→ **Problem statement**:
From the listing below, pull out every line where the string "source" appears.

Entries from a dataset
▼▼▼

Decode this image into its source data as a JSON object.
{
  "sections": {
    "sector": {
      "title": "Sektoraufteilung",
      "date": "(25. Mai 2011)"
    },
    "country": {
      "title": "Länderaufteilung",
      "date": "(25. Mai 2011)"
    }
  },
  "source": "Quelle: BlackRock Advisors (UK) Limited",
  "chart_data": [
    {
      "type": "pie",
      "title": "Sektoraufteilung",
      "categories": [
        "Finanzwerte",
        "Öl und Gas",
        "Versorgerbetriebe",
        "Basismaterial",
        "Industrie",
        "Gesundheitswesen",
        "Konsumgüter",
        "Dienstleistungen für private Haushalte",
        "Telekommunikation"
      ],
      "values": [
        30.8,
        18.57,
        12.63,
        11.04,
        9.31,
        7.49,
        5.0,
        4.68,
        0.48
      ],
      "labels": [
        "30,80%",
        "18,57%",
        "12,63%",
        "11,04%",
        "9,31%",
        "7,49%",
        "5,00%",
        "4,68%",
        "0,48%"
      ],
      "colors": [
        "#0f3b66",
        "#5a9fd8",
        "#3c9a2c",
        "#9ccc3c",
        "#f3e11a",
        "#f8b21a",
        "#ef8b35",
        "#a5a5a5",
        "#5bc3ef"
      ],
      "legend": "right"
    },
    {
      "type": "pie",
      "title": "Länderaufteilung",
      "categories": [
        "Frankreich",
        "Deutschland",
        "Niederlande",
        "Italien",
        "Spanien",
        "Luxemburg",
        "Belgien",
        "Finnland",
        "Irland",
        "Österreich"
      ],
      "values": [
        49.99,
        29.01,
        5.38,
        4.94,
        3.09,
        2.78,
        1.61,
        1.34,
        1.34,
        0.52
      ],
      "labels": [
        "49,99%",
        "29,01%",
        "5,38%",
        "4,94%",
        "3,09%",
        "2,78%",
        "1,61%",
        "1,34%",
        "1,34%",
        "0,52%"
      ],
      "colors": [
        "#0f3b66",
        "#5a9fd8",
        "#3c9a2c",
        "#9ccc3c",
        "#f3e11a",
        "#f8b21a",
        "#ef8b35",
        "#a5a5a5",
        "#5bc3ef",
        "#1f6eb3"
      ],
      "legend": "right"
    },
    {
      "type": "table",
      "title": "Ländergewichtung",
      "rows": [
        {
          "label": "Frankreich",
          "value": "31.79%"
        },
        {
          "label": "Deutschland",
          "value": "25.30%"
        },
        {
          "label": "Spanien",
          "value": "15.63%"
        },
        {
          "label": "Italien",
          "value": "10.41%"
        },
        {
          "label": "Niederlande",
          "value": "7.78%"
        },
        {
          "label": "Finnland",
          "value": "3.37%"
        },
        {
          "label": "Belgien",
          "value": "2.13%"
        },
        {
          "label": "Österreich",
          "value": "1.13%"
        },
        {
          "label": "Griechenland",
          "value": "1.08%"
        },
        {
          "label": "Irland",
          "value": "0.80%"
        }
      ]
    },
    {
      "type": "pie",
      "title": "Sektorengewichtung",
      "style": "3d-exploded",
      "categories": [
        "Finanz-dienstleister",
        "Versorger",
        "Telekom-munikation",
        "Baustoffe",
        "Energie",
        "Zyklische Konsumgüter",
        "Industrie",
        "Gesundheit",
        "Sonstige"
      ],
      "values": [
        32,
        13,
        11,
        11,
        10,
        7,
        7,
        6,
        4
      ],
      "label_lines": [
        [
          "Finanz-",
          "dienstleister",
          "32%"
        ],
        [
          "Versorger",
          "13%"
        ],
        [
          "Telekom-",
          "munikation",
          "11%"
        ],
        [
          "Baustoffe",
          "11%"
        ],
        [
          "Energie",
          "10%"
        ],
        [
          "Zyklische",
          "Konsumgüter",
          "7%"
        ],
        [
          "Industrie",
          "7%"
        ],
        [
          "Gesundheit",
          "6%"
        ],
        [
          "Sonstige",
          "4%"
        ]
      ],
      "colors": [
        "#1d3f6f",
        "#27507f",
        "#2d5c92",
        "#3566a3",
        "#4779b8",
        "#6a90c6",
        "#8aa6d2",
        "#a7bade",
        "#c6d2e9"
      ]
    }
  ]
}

▲▲▲

→ **Final result**:
Decode this image into its source data as a JSON object.
  "source": "Quelle: BlackRock Advisors (UK) Limited",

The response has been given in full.